WHAT THE EXERCISE ASKS: Rewrite all of the data below as a JSON list of strings, with one string for each line and no blank lines. Leave the pictures out of your answer.

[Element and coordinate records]
▬▬▬▬▬▬
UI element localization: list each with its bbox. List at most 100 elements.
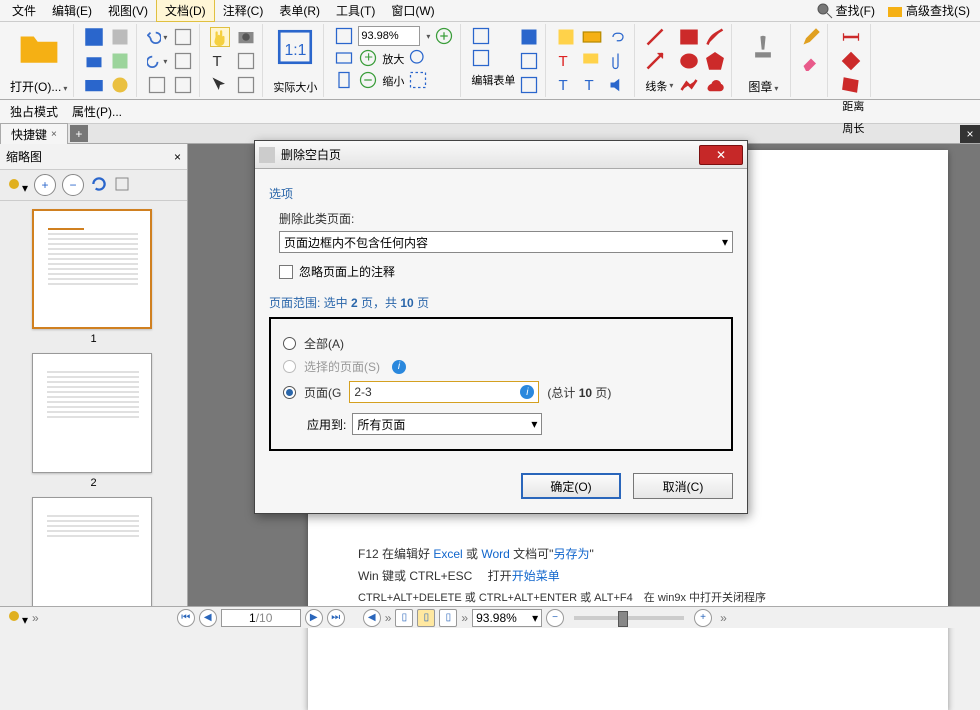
pencil-icon[interactable] <box>705 27 725 47</box>
typewriter-icon[interactable]: T <box>582 75 602 95</box>
nav-back-icon[interactable]: ◀ <box>363 609 381 627</box>
line-icon[interactable] <box>645 27 665 47</box>
zoom-tool-icon[interactable] <box>408 48 428 68</box>
form-c-icon[interactable] <box>519 27 539 47</box>
ignore-annots-check[interactable]: 忽略页面上的注释 <box>279 263 733 280</box>
tool-a-icon[interactable] <box>147 75 167 95</box>
zoom-input[interactable] <box>358 26 420 46</box>
polygon-icon[interactable] <box>705 51 725 71</box>
sidebar-more-icon[interactable] <box>114 176 130 195</box>
oval-icon[interactable] <box>679 51 699 71</box>
sidebar-gear-icon[interactable]: ▾ <box>6 176 28 195</box>
fit-width-icon[interactable] <box>334 48 354 68</box>
export-icon[interactable] <box>110 51 130 71</box>
ok-button[interactable]: 确定(O) <box>521 473 621 499</box>
cancel-button[interactable]: 取消(C) <box>633 473 733 499</box>
under-icon[interactable]: T <box>556 75 576 95</box>
menu-file[interactable]: 文件 <box>4 0 44 21</box>
prev-page-icon[interactable]: ◀ <box>199 609 217 627</box>
form-e-icon[interactable] <box>519 75 539 95</box>
tabs-close-all[interactable]: × <box>960 125 980 143</box>
menu-view[interactable]: 视图(V) <box>100 0 156 21</box>
info-icon[interactable]: i <box>392 360 406 374</box>
menu-form[interactable]: 表单(R) <box>271 0 328 21</box>
callout-icon[interactable] <box>582 51 602 71</box>
layout-single-icon[interactable]: ▯ <box>395 609 413 627</box>
sidebar-rotate-icon[interactable] <box>90 175 108 196</box>
arrow-icon[interactable] <box>645 51 665 71</box>
open-icon[interactable] <box>18 26 60 68</box>
tab-add[interactable]: + <box>70 125 88 142</box>
area-icon[interactable] <box>841 75 861 95</box>
next-page-icon[interactable]: ▶ <box>305 609 323 627</box>
realsize-icon[interactable]: 1:1 <box>274 26 316 68</box>
select-icon[interactable] <box>210 75 230 95</box>
tb-icon[interactable] <box>236 51 256 71</box>
menu-advfind[interactable]: 高级查找(S) <box>881 0 976 21</box>
sidebar-zoomin[interactable]: + <box>34 174 56 196</box>
hand-icon[interactable] <box>210 27 230 47</box>
fit-height-icon[interactable] <box>334 70 354 90</box>
rect-icon[interactable] <box>679 27 699 47</box>
distance-icon[interactable] <box>841 27 861 47</box>
snapshot-icon[interactable] <box>236 27 256 47</box>
sb-zoomin[interactable]: + <box>694 609 712 627</box>
properties-btn[interactable]: 属性(P)... <box>68 103 122 120</box>
layout-facing-icon[interactable]: ▯ <box>439 609 457 627</box>
highlight-icon[interactable] <box>556 27 576 47</box>
print-icon[interactable] <box>84 51 104 71</box>
form-d-icon[interactable] <box>519 51 539 71</box>
sb-zoomout[interactable]: − <box>546 609 564 627</box>
zoom-slider[interactable] <box>574 616 684 620</box>
form-a-icon[interactable] <box>471 26 491 46</box>
sidebar-zoomout[interactable]: − <box>62 174 84 196</box>
tc-icon[interactable] <box>236 75 256 95</box>
undo-icon[interactable]: ▾ <box>147 27 167 47</box>
pages-input[interactable]: 2-3i <box>349 381 539 403</box>
mail-icon[interactable] <box>84 75 104 95</box>
fit-page-icon[interactable] <box>334 26 354 46</box>
sb-zoom-input[interactable]: 93.98%▾ <box>472 609 542 627</box>
thumbnail-1[interactable]: 1 <box>32 209 156 345</box>
thumbnail-3[interactable] <box>32 497 156 606</box>
dialog-titlebar[interactable]: 删除空白页 ✕ <box>255 141 747 169</box>
menu-edit[interactable]: 编辑(E) <box>44 0 100 21</box>
sidebar-close-icon[interactable]: × <box>174 150 181 164</box>
thumbnails-list[interactable]: 1 2 <box>0 201 187 606</box>
first-page-icon[interactable]: ⏮ <box>177 609 195 627</box>
exclusive-mode[interactable]: 独占模式 <box>6 103 58 120</box>
tab-close-icon[interactable]: × <box>51 129 57 140</box>
link-icon[interactable] <box>608 27 628 47</box>
menu-tool[interactable]: 工具(T) <box>328 0 383 21</box>
dialog-close-button[interactable]: ✕ <box>699 145 743 165</box>
last-page-icon[interactable]: ⏭ <box>327 609 345 627</box>
zoom-plus-icon[interactable] <box>434 26 454 46</box>
zoom-marquee-icon[interactable] <box>408 70 428 90</box>
radio-all[interactable]: 全部(A) <box>283 335 719 352</box>
radio-pages[interactable]: 页面(G 2-3i (总计 10 页) <box>283 381 719 403</box>
sound-icon[interactable] <box>608 75 628 95</box>
form-b-icon[interactable] <box>471 48 491 68</box>
tool-b-icon[interactable] <box>173 27 193 47</box>
redo-icon[interactable]: ▾ <box>147 51 167 71</box>
sb-gear-icon[interactable]: ▾ <box>6 608 28 627</box>
tool-c-icon[interactable] <box>173 51 193 71</box>
zoom-minus-icon[interactable] <box>358 70 378 90</box>
settings-icon[interactable] <box>110 75 130 95</box>
edit-text-icon[interactable] <box>801 27 821 47</box>
menu-document[interactable]: 文档(D) <box>156 0 215 22</box>
eraser-icon[interactable] <box>801 51 821 71</box>
select-text-icon[interactable]: T <box>210 51 230 71</box>
info-icon[interactable]: i <box>520 385 534 399</box>
perimeter-icon[interactable] <box>841 51 861 71</box>
stamp-icon[interactable] <box>742 26 784 68</box>
zoom-inplus-icon[interactable]: + <box>358 48 378 68</box>
cloud-icon[interactable] <box>705 75 725 95</box>
tab-shortcut[interactable]: 快捷键× <box>0 123 68 145</box>
menu-comment[interactable]: 注释(C) <box>215 0 272 21</box>
attach-icon[interactable] <box>608 51 628 71</box>
polyline-icon[interactable] <box>679 75 699 95</box>
scan-icon[interactable] <box>110 27 130 47</box>
menu-window[interactable]: 窗口(W) <box>383 0 442 21</box>
apply-select[interactable]: 所有页面▾ <box>352 413 542 435</box>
▬▬▬▬▬▬
EXPECTED ANSWER:
[
  "UI element localization: list each with its bbox. List at most 100 elements.",
  "pencil-icon[interactable] <box>705 27 725 47</box>",
  "typewriter-icon[interactable]: T <box>582 75 602 95</box>",
  "nav-back-icon[interactable]: ◀ <box>363 609 381 627</box>",
  "line-icon[interactable] <box>645 27 665 47</box>",
  "zoom-tool-icon[interactable] <box>408 48 428 68</box>",
  "form-c-icon[interactable] <box>519 27 539 47</box>",
  "ignore-annots-check[interactable]: 忽略页面上的注释 <box>279 263 733 280</box>",
  "tool-a-icon[interactable] <box>147 75 167 95</box>",
  "zoom-input[interactable] <box>358 26 420 46</box>",
  "polygon-icon[interactable] <box>705 51 725 71</box>",
  "sidebar-more-icon[interactable] <box>114 176 130 195</box>",
  "oval-icon[interactable] <box>679 51 699 71</box>",
  "sidebar-gear-icon[interactable]: ▾ <box>6 176 28 195</box>",
  "fit-width-icon[interactable] <box>334 48 354 68</box>",
  "export-icon[interactable] <box>110 51 130 71</box>",
  "ok-button[interactable]: 确定(O) <box>521 473 621 499</box>",
  "cancel-button[interactable]: 取消(C) <box>633 473 733 499</box>",
  "under-icon[interactable]: T <box>556 75 576 95</box>",
  "menu-file[interactable]: 文件 <box>4 0 44 21</box>",
  "prev-page-icon[interactable]: ◀ <box>199 609 217 627</box>",
  "form-e-icon[interactable] <box>519 75 539 95</box>",
  "tabs-close-all[interactable]: × <box>960 125 980 143</box>",
  "menu-view[interactable]: 视图(V) <box>100 0 156 21</box>",
  "info-icon[interactable]: i <box>392 360 406 374</box>",
  "menu-form[interactable]: 表单(R) <box>271 0 328 21</box>",
  "callout-icon[interactable] <box>582 51 602 71</box>",
  "layout-single-icon[interactable]: ▯ <box>395 609 413 627</box>",
  "sidebar-rotate-icon[interactable] <box>90 175 108 196</box>",
  "arrow-icon[interactable] <box>645 51 665 71</box>",
  "open-icon[interactable] <box>18 26 60 68</box>",
  "tab-add[interactable]: + <box>70 125 88 142</box>",
  "area-icon[interactable] <box>841 75 861 95</box>",
  "next-page-icon[interactable]: ▶ <box>305 609 323 627</box>",
  "realsize-icon[interactable]: 1:1 <box>274 26 316 68</box>",
  "select-icon[interactable] <box>210 75 230 95</box>",
  "tb-icon[interactable] <box>236 51 256 71</box>",
  "menu-advfind[interactable]: 高级查找(S) <box>881 0 976 21</box>",
  "sidebar-zoomin[interactable]: + <box>34 174 56 196</box>",
  "hand-icon[interactable] <box>210 27 230 47</box>",
  "fit-height-icon[interactable] <box>334 70 354 90</box>",
  "rect-icon[interactable] <box>679 27 699 47</box>",
  "distance-icon[interactable] <box>841 27 861 47</box>",
  "snapshot-icon[interactable] <box>236 27 256 47</box>",
  "sb-zoomin[interactable]: + <box>694 609 712 627</box>",
  "properties-btn[interactable]: 属性(P)... <box>68 103 122 120</box>",
  "layout-facing-icon[interactable]: ▯ <box>439 609 457 627</box>",
  "highlight-icon[interactable] <box>556 27 576 47</box>",
  "print-icon[interactable] <box>84 51 104 71</box>",
  "form-d-icon[interactable] <box>519 51 539 71</box>",
  "sb-zoomout[interactable]: − <box>546 609 564 627</box>",
  "zoom-slider[interactable] <box>574 616 684 620</box>",
  "form-a-icon[interactable] <box>471 26 491 46</box>",
  "sidebar-zoomout[interactable]: − <box>62 174 84 196</box>",
  "tc-icon[interactable] <box>236 75 256 95</box>",
  "undo-icon[interactable]: ▾ <box>147 27 167 47</box>",
  "pages-input[interactable]: 2-3i <box>349 381 539 403</box>",
  "mail-icon[interactable] <box>84 75 104 95</box>",
  "fit-page-icon[interactable] <box>334 26 354 46</box>",
  "sb-zoom-input[interactable]: 93.98%▾ <box>472 609 542 627</box>",
  "thumbnail-1[interactable]: 1 <box>32 209 156 345</box>",
  "thumbnail-3[interactable] <box>32 497 156 606</box>",
  "dialog-titlebar[interactable]: 删除空白页 ✕ <box>255 141 747 169</box>",
  "menu-edit[interactable]: 编辑(E) <box>44 0 100 21</box>",
  "sidebar-close-icon[interactable]: × <box>174 150 181 164</box>",
  "thumbnails-list[interactable]: 1 2 <box>0 201 187 606</box>",
  "first-page-icon[interactable]: ⏮ <box>177 609 195 627</box>",
  "exclusive-mode[interactable]: 独占模式 <box>6 103 58 120</box>",
  "tab-close-icon[interactable]: × <box>51 129 57 140</box>",
  "link-icon[interactable] <box>608 27 628 47</box>",
  "menu-tool[interactable]: 工具(T) <box>328 0 383 21</box>",
  "dialog-close-button[interactable]: ✕ <box>699 145 743 165</box>",
  "last-page-icon[interactable]: ⏭ <box>327 609 345 627</box>",
  "zoom-plus-icon[interactable] <box>434 26 454 46</box>",
  "zoom-marquee-icon[interactable] <box>408 70 428 90</box>",
  "radio-all[interactable]: 全部(A) <box>283 335 719 352</box>",
  "radio-pages[interactable]: 页面(G 2-3i (总计 10 页) <box>283 381 719 403</box>",
  "sound-icon[interactable] <box>608 75 628 95</box>",
  "form-b-icon[interactable] <box>471 48 491 68</box>",
  "tool-b-icon[interactable] <box>173 27 193 47</box>",
  "redo-icon[interactable]: ▾ <box>147 51 167 71</box>",
  "sb-gear-icon[interactable]: ▾ <box>6 608 28 627</box>",
  "tool-c-icon[interactable] <box>173 51 193 71</box>",
  "zoom-minus-icon[interactable] <box>358 70 378 90</box>",
  "settings-icon[interactable] <box>110 75 130 95</box>",
  "edit-text-icon[interactable] <box>801 27 821 47</box>",
  "menu-document[interactable]: 文档(D) <box>156 0 215 22</box>",
  "eraser-icon[interactable] <box>801 51 821 71</box>",
  "select-text-icon[interactable]: T <box>210 51 230 71</box>",
  "info-icon[interactable]: i <box>520 385 534 399</box>",
  "perimeter-icon[interactable] <box>841 51 861 71</box>",
  "stamp-icon[interactable] <box>742 26 784 68</box>",
  "zoom-inplus-icon[interactable]: + <box>358 48 378 68</box>",
  "cloud-icon[interactable] <box>705 75 725 95</box>",
  "tab-shortcut[interactable]: 快捷键× <box>0 123 68 145</box>",
  "menu-comment[interactable]: 注释(C) <box>215 0 272 21</box>",
  "attach-icon[interactable] <box>608 51 628 71</box>",
  "polyline-icon[interactable] <box>679 75 699 95</box>",
  "scan-icon[interactable] <box>110 27 130 47</box>",
  "menu-window[interactable]: 窗口(W) <box>383 0 442 21</box>",
  "apply-select[interactable]: 所有页面▾ <box>352 413 542 435</box>"
]